• [PROBLEM REQUIREMENTS]:
Below is a set of records; print all of them exactly as written.

Collection entries
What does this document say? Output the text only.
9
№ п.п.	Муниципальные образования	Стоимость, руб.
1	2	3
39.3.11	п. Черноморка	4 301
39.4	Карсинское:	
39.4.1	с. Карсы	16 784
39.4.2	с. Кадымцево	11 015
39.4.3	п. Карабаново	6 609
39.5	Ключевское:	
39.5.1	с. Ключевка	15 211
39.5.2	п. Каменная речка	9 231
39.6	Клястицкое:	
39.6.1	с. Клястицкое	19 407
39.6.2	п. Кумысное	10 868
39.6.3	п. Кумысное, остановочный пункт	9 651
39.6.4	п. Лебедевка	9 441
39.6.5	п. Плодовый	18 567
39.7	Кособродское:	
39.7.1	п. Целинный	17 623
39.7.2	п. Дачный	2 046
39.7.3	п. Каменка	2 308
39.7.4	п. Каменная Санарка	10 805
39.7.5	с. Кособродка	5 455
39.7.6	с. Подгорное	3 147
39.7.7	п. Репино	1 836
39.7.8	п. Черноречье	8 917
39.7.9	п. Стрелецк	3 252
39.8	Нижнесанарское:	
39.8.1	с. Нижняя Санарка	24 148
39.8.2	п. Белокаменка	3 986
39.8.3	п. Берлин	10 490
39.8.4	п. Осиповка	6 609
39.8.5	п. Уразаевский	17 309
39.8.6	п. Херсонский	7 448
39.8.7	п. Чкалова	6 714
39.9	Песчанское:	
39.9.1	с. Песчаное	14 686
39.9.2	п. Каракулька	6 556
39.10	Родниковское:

• [TASK RESPONSE]:
What does this document say? Output the text only.
9
№ п.п.	Муниципальные образования	Стоимость, руб.
1	2	3
39.3.11	п. Черноморка	4 301
39.4	Карсинское:	
39.4.1	с. Карсы	16 784
39.4.2	с. Кадымцево	11 015
39.4.3	п. Карабаново	6 609
39.5	Ключевское:	
39.5.1	с. Ключевка	15 211
39.5.2	п. Каменная речка	9 231
39.6	Клястицкое:	
39.6.1	с. Клястицкое	19 407
39.6.2	п. Кумысное	10 868
39.6.3	п. Кумысное, остановочный пункт	9 651
39.6.4	п. Лебедевка	9 441
39.6.5	п. Плодовый	18 567
39.7	Кособродское:	
39.7.1	п. Целинный	17 623
39.7.2	п. Дачный	2 046
39.7.3	п. Каменка	2 308
39.7.4	п. Каменная Санарка	10 805
39.7.5	с. Кособродка	5 455
39.7.6	с. Подгорное	3 147
39.7.7	п. Репино	1 836
39.7.8	п. Черноречье	8 917
39.7.9	п. Стрелецк	3 252
39.8	Нижнесанарское:	
39.8.1	с. Нижняя Санарка	24 148
39.8.2	п. Белокаменка	3 986
39.8.3	п. Берлин	10 490
39.8.4	п. Осиповка	6 609
39.8.5	п. Уразаевский	17 309
39.8.6	п. Херсонский	7 448
39.8.7	п. Чкалова	6 714
39.9	Песчанское:	
39.9.1	с. Песчаное	14 686
39.9.2	п. Каракулька	6 556
39.10	Родниковское:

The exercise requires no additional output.